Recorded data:
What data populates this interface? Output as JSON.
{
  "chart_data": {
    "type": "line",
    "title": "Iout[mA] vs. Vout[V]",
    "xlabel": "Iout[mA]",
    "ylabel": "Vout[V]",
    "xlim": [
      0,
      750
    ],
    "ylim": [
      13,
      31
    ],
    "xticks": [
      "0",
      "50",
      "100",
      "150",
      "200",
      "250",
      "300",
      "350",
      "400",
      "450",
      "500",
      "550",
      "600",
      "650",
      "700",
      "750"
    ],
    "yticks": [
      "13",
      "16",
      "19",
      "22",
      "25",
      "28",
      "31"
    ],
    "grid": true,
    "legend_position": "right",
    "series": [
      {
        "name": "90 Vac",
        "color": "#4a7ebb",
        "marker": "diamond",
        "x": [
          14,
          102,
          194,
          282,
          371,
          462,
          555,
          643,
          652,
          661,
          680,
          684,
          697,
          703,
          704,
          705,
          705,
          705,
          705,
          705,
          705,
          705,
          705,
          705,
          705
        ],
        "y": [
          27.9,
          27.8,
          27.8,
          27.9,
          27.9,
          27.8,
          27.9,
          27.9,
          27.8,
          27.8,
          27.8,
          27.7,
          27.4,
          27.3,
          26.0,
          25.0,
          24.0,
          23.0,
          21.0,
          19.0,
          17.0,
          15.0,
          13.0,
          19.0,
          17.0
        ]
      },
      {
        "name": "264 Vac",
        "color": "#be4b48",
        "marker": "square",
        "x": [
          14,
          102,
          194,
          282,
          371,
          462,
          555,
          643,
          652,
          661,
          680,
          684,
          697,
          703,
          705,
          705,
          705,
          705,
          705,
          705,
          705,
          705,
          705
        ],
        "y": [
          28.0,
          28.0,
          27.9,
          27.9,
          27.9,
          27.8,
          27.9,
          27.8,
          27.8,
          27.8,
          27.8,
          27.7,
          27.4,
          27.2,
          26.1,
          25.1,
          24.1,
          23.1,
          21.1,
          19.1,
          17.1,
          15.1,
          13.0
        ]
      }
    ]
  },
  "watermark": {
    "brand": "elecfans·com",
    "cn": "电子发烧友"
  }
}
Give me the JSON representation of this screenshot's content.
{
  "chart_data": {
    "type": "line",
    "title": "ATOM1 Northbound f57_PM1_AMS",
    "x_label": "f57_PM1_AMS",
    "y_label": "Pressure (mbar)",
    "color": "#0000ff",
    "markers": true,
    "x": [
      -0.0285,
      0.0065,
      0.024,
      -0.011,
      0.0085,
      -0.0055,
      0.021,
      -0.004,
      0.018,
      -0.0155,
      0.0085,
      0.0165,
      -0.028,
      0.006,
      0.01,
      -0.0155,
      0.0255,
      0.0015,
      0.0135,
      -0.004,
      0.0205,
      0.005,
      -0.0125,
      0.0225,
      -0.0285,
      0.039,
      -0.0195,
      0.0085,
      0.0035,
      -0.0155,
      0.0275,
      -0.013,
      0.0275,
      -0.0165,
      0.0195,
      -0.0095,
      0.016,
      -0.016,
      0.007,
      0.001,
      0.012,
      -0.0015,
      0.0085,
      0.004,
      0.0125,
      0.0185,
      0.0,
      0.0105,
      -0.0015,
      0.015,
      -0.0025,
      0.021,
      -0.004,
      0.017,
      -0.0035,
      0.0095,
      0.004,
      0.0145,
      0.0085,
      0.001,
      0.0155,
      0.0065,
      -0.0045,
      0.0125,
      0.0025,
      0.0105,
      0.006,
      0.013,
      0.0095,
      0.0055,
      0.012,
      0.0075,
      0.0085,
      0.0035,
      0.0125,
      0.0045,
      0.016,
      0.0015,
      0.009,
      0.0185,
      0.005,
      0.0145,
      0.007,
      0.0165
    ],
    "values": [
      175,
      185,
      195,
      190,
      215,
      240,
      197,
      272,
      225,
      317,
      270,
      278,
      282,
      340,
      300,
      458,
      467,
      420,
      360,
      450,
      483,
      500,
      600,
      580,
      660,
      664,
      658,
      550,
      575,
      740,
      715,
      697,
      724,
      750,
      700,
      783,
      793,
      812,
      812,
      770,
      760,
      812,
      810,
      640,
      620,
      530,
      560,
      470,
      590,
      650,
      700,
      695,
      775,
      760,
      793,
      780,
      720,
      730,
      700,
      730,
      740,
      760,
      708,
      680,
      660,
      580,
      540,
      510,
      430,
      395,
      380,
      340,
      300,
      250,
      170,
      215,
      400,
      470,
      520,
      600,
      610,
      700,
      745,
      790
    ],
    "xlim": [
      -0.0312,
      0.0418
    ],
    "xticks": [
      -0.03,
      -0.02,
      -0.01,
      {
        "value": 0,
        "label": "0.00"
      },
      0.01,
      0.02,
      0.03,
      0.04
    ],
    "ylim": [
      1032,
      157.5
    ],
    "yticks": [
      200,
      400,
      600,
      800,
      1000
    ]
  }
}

- Problem description -
Looking at the data above, show all lines where the word "color" occurs.

- Finished answer -
        "color": "#4a7ebb",
        "color": "#be4b48",
    "color": "#0000ff",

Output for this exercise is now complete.